Every record below should be printed exactly as given.

## begin MATERIALS PROVIDED

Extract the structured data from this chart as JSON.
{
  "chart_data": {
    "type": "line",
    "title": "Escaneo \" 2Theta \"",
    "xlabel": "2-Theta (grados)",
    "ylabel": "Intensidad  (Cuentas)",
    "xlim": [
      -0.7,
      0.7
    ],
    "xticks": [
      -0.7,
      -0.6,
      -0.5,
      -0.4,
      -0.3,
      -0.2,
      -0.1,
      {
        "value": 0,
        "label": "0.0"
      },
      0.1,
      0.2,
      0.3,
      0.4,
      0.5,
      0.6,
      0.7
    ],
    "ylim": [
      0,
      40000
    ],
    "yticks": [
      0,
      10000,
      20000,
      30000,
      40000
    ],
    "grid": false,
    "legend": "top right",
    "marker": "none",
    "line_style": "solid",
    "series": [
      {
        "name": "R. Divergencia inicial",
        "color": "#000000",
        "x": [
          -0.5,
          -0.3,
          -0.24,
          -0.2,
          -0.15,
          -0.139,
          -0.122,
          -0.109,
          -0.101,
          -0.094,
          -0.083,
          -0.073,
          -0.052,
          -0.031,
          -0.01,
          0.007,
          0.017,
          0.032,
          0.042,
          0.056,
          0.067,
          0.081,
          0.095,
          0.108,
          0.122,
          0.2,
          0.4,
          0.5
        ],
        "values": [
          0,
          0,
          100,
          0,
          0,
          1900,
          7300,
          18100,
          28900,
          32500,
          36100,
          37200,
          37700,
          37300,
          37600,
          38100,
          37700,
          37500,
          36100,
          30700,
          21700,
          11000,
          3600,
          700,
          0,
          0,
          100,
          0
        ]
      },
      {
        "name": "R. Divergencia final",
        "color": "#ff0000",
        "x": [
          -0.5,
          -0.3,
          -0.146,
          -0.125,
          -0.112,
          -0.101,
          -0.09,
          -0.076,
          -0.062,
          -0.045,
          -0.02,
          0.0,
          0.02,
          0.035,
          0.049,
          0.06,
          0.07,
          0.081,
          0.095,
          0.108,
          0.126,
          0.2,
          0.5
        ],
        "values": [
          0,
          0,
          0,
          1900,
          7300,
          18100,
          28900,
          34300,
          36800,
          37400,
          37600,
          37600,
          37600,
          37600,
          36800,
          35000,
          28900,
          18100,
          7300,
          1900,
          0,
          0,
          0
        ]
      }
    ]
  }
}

## end MATERIALS PROVIDED

- [RESULT]
Extract the structured data from this chart as JSON.
{
  "chart_data": {
    "type": "line",
    "title": "Escaneo \" 2Theta \"",
    "xlabel": "2-Theta (grados)",
    "ylabel": "Intensidad  (Cuentas)",
    "xlim": [
      -0.7,
      0.7
    ],
    "xticks": [
      -0.7,
      -0.6,
      -0.5,
      -0.4,
      -0.3,
      -0.2,
      -0.1,
      {
        "value": 0,
        "label": "0.0"
      },
      0.1,
      0.2,
      0.3,
      0.4,
      0.5,
      0.6,
      0.7
    ],
    "ylim": [
      0,
      40000
    ],
    "yticks": [
      0,
      10000,
      20000,
      30000,
      40000
    ],
    "grid": false,
    "legend": "top right",
    "marker": "none",
    "line_style": "solid",
    "series": [
      {
        "name": "R. Divergencia inicial",
        "color": "#000000",
        "x": [
          -0.5,
          -0.3,
          -0.24,
          -0.2,
          -0.15,
          -0.139,
          -0.122,
          -0.109,
          -0.101,
          -0.094,
          -0.083,
          -0.073,
          -0.052,
          -0.031,
          -0.01,
          0.007,
          0.017,
          0.032,
          0.042,
          0.056,
          0.067,
          0.081,
          0.095,
          0.108,
          0.122,
          0.2,
          0.4,
          0.5
        ],
        "values": [
          0,
          0,
          100,
          0,
          0,
          1900,
          7300,
          18100,
          28900,
          32500,
          36100,
          37200,
          37700,
          37300,
          37600,
          38100,
          37700,
          37500,
          36100,
          30700,
          21700,
          11000,
          3600,
          700,
          0,
          0,
          100,
          0
        ]
      },
      {
        "name": "R. Divergencia final",
        "color": "#ff0000",
        "x": [
          -0.5,
          -0.3,
          -0.146,
          -0.125,
          -0.112,
          -0.101,
          -0.09,
          -0.076,
          -0.062,
          -0.045,
          -0.02,
          0.0,
          0.02,
          0.035,
          0.049,
          0.06,
          0.07,
          0.081,
          0.095,
          0.108,
          0.126,
          0.2,
          0.5
        ],
        "values": [
          0,
          0,
          0,
          1900,
          7300,
          18100,
          28900,
          34300,
          36800,
          37400,
          37600,
          37600,
          37600,
          37600,
          36800,
          35000,
          28900,
          18100,
          7300,
          1900,
          0,
          0,
          0
        ]
      }
    ]
  }
}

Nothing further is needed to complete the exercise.